══ Data rows
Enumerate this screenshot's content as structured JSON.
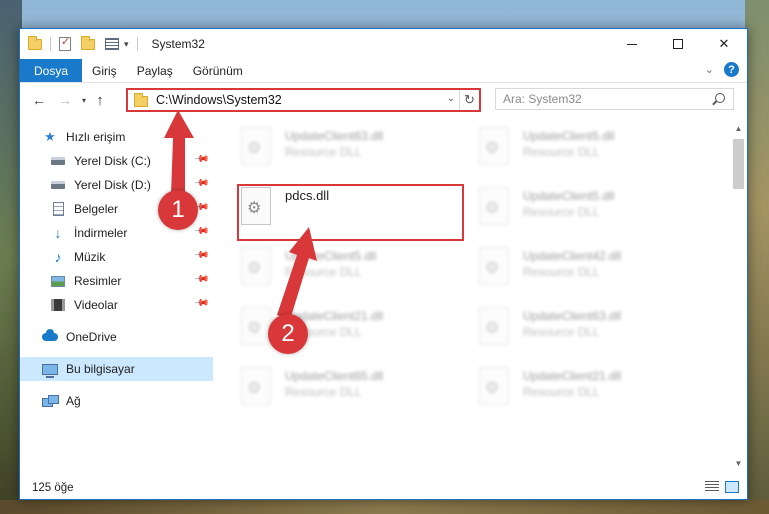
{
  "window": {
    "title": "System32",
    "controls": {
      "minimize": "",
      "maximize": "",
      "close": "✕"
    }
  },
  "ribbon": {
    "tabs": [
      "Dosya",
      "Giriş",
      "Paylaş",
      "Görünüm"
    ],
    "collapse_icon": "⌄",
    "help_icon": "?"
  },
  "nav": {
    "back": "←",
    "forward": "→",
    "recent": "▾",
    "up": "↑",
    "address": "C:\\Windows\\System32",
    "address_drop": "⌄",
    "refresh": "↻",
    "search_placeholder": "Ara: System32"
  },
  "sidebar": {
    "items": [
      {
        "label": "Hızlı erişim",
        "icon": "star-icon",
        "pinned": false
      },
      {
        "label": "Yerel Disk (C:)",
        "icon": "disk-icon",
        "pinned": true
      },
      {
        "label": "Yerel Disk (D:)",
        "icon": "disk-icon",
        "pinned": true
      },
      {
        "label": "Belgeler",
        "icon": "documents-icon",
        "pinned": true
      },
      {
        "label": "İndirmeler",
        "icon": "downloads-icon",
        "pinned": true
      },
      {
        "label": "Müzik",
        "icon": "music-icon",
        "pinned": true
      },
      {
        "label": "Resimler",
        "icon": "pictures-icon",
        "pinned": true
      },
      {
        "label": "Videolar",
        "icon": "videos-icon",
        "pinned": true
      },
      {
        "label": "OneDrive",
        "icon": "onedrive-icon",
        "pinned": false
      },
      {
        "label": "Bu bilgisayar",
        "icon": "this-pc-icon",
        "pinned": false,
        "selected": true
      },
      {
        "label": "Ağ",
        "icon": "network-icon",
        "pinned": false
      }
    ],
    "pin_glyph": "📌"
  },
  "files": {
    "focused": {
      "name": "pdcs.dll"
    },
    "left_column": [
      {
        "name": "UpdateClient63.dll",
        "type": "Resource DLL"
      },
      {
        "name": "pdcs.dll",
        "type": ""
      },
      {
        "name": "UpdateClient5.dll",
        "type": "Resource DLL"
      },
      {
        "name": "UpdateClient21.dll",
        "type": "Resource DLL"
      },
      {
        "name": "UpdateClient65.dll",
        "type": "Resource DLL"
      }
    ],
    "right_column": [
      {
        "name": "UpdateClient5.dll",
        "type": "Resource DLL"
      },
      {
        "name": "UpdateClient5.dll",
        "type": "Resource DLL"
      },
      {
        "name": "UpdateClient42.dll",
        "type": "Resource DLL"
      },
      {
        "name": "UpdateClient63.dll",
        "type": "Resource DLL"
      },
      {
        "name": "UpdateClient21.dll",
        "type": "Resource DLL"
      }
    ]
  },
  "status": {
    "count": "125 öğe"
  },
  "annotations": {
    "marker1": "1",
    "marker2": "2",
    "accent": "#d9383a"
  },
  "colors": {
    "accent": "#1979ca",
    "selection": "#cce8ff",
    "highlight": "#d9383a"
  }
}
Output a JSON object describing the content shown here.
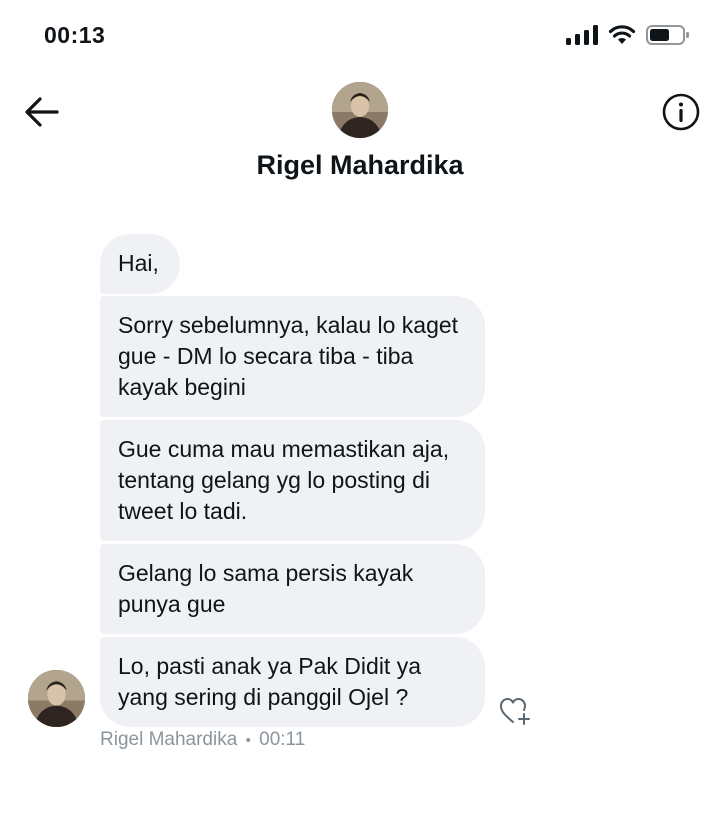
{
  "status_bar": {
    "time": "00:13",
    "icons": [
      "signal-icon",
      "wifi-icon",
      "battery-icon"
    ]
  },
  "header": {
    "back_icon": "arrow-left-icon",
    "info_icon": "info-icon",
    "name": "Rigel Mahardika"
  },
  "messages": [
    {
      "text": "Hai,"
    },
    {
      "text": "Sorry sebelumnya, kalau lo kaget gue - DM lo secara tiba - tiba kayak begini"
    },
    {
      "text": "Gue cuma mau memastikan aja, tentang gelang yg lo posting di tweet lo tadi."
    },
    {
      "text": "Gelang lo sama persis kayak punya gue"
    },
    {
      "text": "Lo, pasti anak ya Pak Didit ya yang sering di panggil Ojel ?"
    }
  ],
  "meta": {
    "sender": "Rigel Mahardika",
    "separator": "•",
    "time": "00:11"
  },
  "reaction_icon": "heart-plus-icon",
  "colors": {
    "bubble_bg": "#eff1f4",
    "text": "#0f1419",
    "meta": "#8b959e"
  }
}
════
▶ Written task: Pick out the lines above containing the word "kayak", then copy them.

▶ Exercise output:
      "text": "Sorry sebelumnya, kalau lo kaget gue - DM lo secara tiba - tiba kayak begini"
      "text": "Gelang lo sama persis kayak punya gue"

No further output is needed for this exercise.